[Data listing]

— BEGIN —

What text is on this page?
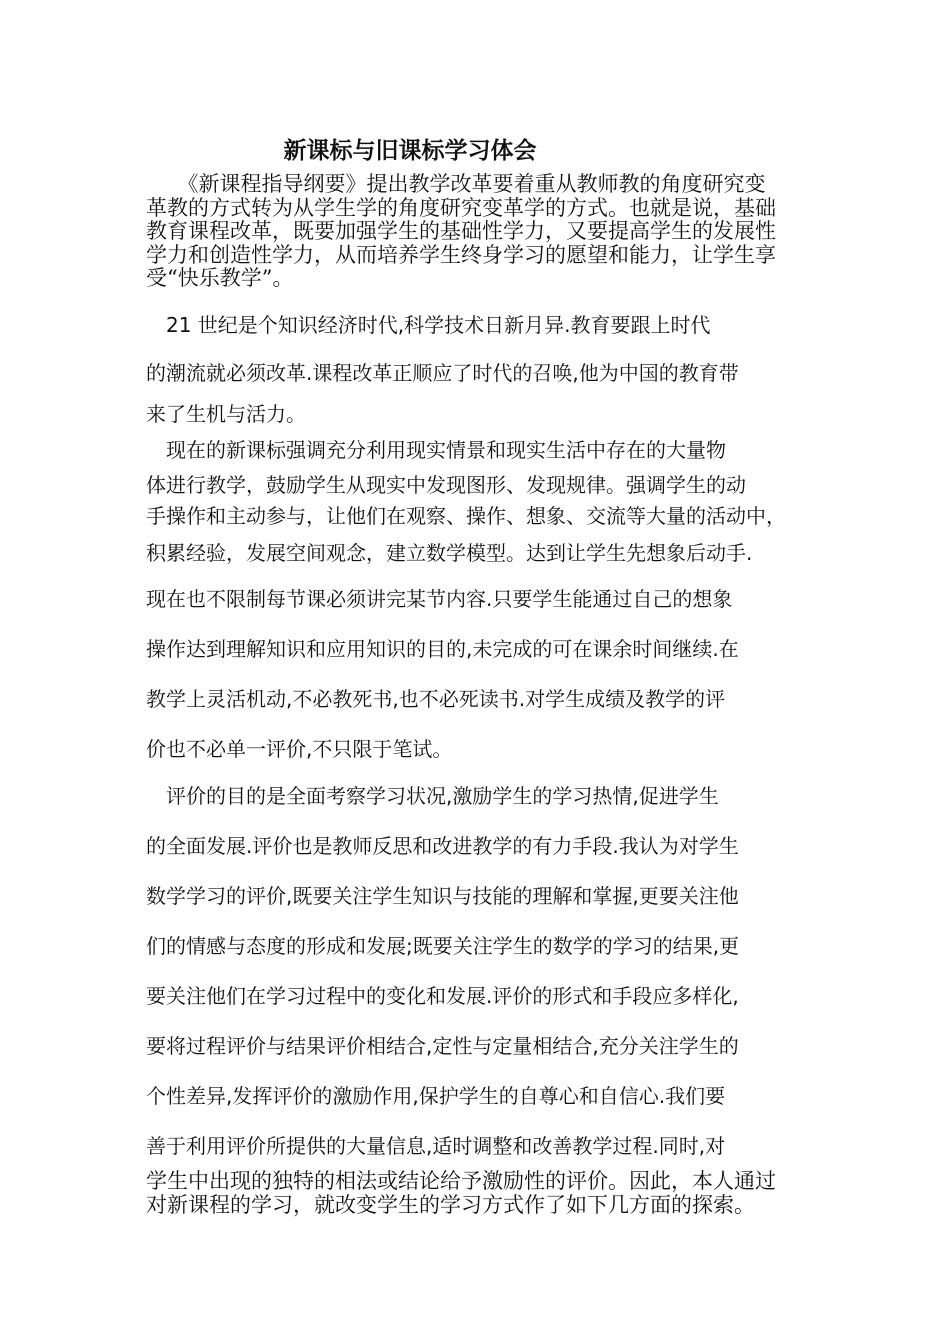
新课标与旧课标学习体会

　　《新课程指导纲要》提出教学改革要着重从教师教的角度研究变

革教的方式转为从学生学的角度研究变革学的方式。也就是说，基础

教育课程改革，既要加强学生的基础性学力，又要提高学生的发展性

学力和创造性学力，从而培养学生终身学习的愿望和能力，让学生享

受“快乐教学”。

　21 世纪是个知识经济时代,科学技术日新月异.教育要跟上时代

的潮流就必须改革.课程改革正顺应了时代的召唤,他为中国的教育带

来了生机与活力。

　现在的新课标强调充分利用现实情景和现实生活中存在的大量物

体进行教学，鼓励学生从现实中发现图形、发现规律。强调学生的动

手操作和主动参与，让他们在观察、操作、想象、交流等大量的活动中，

积累经验，发展空间观念，建立数学模型。达到让学生先想象后动手.

现在也不限制每节课必须讲完某节内容.只要学生能通过自己的想象

操作达到理解知识和应用知识的目的,未完成的可在课余时间继续.在

教学上灵活机动,不必教死书,也不必死读书.对学生成绩及教学的评

价也不必单一评价,不只限于笔试。

　评价的目的是全面考察学习状况,激励学生的学习热情,促进学生

的全面发展.评价也是教师反思和改进教学的有力手段.我认为对学生

数学学习的评价,既要关注学生知识与技能的理解和掌握,更要关注他

们的情感与态度的形成和发展;既要关注学生的数学的学习的结果,更

要关注他们在学习过程中的变化和发展.评价的形式和手段应多样化,

要将过程评价与结果评价相结合,定性与定量相结合,充分关注学生的

个性差异,发挥评价的激励作用,保护学生的自尊心和自信心.我们要

善于利用评价所提供的大量信息,适时调整和改善教学过程.同时,对

学生中出现的独特的相法或结论给予激励性的评价。因此，本人通过

对新课程的学习，就改变学生的学习方式作了如下几方面的探索。
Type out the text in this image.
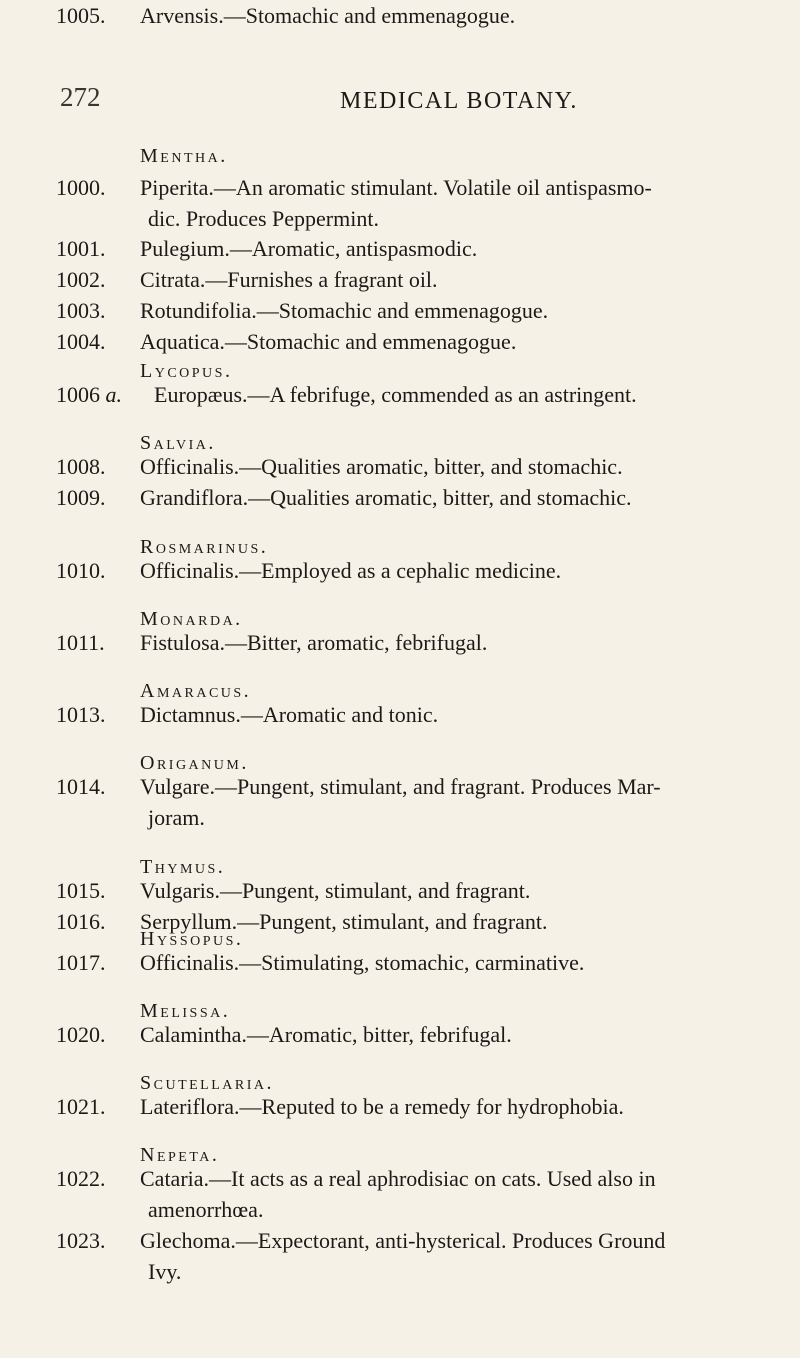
272	MEDICAL BOTANY.
Mentha.
1000. Piperita.—An aromatic stimulant. Volatile oil antispasmo-
dic. Produces Peppermint.
1001. Pulegium.—Aromatic, antispasmodic.
1002. Citrata.—Furnishes a fragrant oil.
1003. Rotundifolia.—Stomachic and emmenagogue.
1004. Aquatica.—Stomachic and emmenagogue.
1005. Arvensis.—Stomachic and emmenagogue.
Lycopus.
1006 a. Europæus.—A febrifuge, commended as an astringent.
Salvia.
1008. Officinalis.—Qualities aromatic, bitter, and stomachic.
1009. Grandiflora.—Qualities aromatic, bitter, and stomachic.
Rosmarinus.
1010. Officinalis.—Employed as a cephalic medicine.
Monarda.
1011. Fistulosa.—Bitter, aromatic, febrifugal.
Amaracus.
1013. Dictamnus.—Aromatic and tonic.
Origanum.
1014. Vulgare.—Pungent, stimulant, and fragrant. Produces Mar-
joram.
Thymus.
1015. Vulgaris.—Pungent, stimulant, and fragrant.
1016. Serpyllum.—Pungent, stimulant, and fragrant.
Hyssopus.
1017. Officinalis.—Stimulating, stomachic, carminative.
Melissa.
1020. Calamintha.—Aromatic, bitter, febrifugal.
Scutellaria.
1021. Lateriflora.—Reputed to be a remedy for hydrophobia.
Nepeta.
1022. Cataria.—It acts as a real aphrodisiac on cats. Used also in
amenorrhœa.
1023. Glechoma.—Expectorant, anti-hysterical. Produces Ground
Ivy.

— END —

## Task statement:
Give the data again exactly as written, with all pictures left out.

## Written answer:
What text is on this page?
新课标与旧课标学习体会

　　《新课程指导纲要》提出教学改革要着重从教师教的角度研究变

革教的方式转为从学生学的角度研究变革学的方式。也就是说，基础

教育课程改革，既要加强学生的基础性学力，又要提高学生的发展性

学力和创造性学力，从而培养学生终身学习的愿望和能力，让学生享

受“快乐教学”。

　21 世纪是个知识经济时代,科学技术日新月异.教育要跟上时代

的潮流就必须改革.课程改革正顺应了时代的召唤,他为中国的教育带

来了生机与活力。

　现在的新课标强调充分利用现实情景和现实生活中存在的大量物

体进行教学，鼓励学生从现实中发现图形、发现规律。强调学生的动

手操作和主动参与，让他们在观察、操作、想象、交流等大量的活动中，

积累经验，发展空间观念，建立数学模型。达到让学生先想象后动手.

现在也不限制每节课必须讲完某节内容.只要学生能通过自己的想象

操作达到理解知识和应用知识的目的,未完成的可在课余时间继续.在

教学上灵活机动,不必教死书,也不必死读书.对学生成绩及教学的评

价也不必单一评价,不只限于笔试。

　评价的目的是全面考察学习状况,激励学生的学习热情,促进学生

的全面发展.评价也是教师反思和改进教学的有力手段.我认为对学生

数学学习的评价,既要关注学生知识与技能的理解和掌握,更要关注他

们的情感与态度的形成和发展;既要关注学生的数学的学习的结果,更

要关注他们在学习过程中的变化和发展.评价的形式和手段应多样化,

要将过程评价与结果评价相结合,定性与定量相结合,充分关注学生的

个性差异,发挥评价的激励作用,保护学生的自尊心和自信心.我们要

善于利用评价所提供的大量信息,适时调整和改善教学过程.同时,对

学生中出现的独特的相法或结论给予激励性的评价。因此，本人通过

对新课程的学习，就改变学生的学习方式作了如下几方面的探索。
Type out the text in this image.
272	MEDICAL BOTANY.
Mentha.
1000. Piperita.—An aromatic stimulant. Volatile oil antispasmo-
dic. Produces Peppermint.
1001. Pulegium.—Aromatic, antispasmodic.
1002. Citrata.—Furnishes a fragrant oil.
1003. Rotundifolia.—Stomachic and emmenagogue.
1004. Aquatica.—Stomachic and emmenagogue.
1005. Arvensis.—Stomachic and emmenagogue.
Lycopus.
1006 a. Europæus.—A febrifuge, commended as an astringent.
Salvia.
1008. Officinalis.—Qualities aromatic, bitter, and stomachic.
1009. Grandiflora.—Qualities aromatic, bitter, and stomachic.
Rosmarinus.
1010. Officinalis.—Employed as a cephalic medicine.
Monarda.
1011. Fistulosa.—Bitter, aromatic, febrifugal.
Amaracus.
1013. Dictamnus.—Aromatic and tonic.
Origanum.
1014. Vulgare.—Pungent, stimulant, and fragrant. Produces Mar-
joram.
Thymus.
1015. Vulgaris.—Pungent, stimulant, and fragrant.
1016. Serpyllum.—Pungent, stimulant, and fragrant.
Hyssopus.
1017. Officinalis.—Stimulating, stomachic, carminative.
Melissa.
1020. Calamintha.—Aromatic, bitter, febrifugal.
Scutellaria.
1021. Lateriflora.—Reputed to be a remedy for hydrophobia.
Nepeta.
1022. Cataria.—It acts as a real aphrodisiac on cats. Used also in
amenorrhœa.
1023. Glechoma.—Expectorant, anti-hysterical. Produces Ground
Ivy.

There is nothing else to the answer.